Input for this task:
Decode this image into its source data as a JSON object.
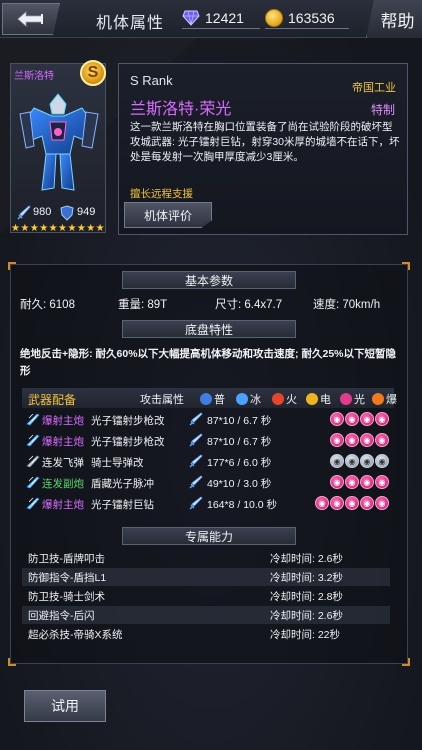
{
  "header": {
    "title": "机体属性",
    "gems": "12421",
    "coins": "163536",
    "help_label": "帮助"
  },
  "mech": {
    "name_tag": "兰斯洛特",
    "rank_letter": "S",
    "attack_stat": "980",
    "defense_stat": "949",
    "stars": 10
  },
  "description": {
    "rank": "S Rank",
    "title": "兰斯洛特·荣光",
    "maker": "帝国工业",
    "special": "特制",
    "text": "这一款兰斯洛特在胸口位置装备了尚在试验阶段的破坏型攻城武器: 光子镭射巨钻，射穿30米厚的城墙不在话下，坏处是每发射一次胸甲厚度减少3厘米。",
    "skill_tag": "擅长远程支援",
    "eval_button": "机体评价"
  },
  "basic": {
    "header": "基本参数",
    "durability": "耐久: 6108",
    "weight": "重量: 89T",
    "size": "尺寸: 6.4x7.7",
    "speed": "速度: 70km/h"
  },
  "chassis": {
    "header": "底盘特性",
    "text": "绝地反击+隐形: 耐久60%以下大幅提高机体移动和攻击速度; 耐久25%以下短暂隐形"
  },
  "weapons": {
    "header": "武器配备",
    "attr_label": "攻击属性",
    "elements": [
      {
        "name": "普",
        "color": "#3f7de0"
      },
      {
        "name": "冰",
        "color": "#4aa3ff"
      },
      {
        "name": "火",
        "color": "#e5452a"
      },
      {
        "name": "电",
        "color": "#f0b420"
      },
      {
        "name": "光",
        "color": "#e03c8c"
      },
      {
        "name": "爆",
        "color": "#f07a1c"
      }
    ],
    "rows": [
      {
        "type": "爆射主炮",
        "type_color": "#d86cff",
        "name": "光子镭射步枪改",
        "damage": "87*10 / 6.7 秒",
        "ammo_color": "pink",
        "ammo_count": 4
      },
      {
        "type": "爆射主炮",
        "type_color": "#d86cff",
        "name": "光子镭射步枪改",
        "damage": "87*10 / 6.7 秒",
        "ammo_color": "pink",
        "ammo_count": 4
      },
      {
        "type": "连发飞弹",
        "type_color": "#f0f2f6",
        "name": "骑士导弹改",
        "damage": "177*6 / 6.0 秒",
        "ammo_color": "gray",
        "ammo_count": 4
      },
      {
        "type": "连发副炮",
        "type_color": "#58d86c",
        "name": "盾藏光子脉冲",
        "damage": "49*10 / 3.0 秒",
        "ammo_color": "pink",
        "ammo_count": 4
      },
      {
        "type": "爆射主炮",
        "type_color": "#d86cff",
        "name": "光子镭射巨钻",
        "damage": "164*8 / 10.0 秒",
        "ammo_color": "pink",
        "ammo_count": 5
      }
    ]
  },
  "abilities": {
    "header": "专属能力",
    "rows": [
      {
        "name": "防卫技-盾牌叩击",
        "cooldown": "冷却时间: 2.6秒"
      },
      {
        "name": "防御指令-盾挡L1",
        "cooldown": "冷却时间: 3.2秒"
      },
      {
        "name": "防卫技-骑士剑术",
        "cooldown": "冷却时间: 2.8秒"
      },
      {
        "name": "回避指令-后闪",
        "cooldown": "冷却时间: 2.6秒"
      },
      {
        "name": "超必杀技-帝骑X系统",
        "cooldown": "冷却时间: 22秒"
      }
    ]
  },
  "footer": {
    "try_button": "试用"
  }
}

---

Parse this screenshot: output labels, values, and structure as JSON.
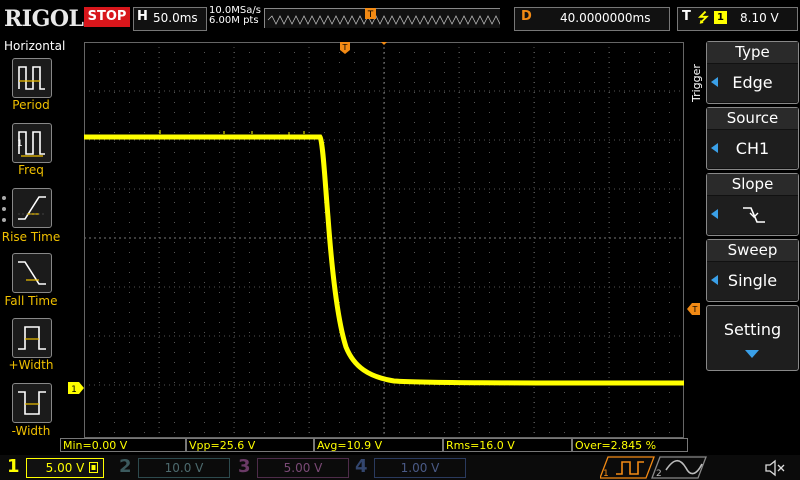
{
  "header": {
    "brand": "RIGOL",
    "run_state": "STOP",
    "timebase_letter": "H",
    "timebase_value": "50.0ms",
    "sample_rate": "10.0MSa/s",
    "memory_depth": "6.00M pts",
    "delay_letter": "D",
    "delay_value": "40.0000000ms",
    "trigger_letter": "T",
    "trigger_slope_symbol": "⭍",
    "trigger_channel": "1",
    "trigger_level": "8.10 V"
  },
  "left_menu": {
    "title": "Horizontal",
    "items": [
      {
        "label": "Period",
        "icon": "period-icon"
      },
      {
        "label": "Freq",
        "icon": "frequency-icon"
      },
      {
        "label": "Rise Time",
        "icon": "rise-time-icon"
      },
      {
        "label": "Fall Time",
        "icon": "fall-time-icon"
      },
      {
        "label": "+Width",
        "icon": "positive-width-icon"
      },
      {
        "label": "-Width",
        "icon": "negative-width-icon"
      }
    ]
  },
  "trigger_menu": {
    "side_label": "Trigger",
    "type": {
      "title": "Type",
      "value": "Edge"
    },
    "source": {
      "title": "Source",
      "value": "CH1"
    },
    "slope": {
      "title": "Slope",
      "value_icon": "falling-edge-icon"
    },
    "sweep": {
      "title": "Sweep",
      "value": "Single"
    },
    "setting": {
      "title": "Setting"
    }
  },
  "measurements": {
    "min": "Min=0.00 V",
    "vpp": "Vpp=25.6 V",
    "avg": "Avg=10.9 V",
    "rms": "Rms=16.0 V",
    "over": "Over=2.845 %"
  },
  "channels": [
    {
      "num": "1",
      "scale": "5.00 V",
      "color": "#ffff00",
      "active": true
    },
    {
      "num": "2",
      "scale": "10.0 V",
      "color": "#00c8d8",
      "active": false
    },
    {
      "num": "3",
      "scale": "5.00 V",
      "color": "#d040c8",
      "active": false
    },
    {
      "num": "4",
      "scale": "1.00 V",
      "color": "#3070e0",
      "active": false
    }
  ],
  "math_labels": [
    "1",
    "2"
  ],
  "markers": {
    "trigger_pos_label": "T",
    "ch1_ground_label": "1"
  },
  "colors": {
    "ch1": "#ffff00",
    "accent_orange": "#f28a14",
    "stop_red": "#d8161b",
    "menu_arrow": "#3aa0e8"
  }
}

Aim: Copy every line of the listing that includes the string "header".

The output:
  "header": {
    "header": "基本参数",
    "header": "底盘特性",
    "header": "武器配备",
    "header": "专属能力",
  "header": {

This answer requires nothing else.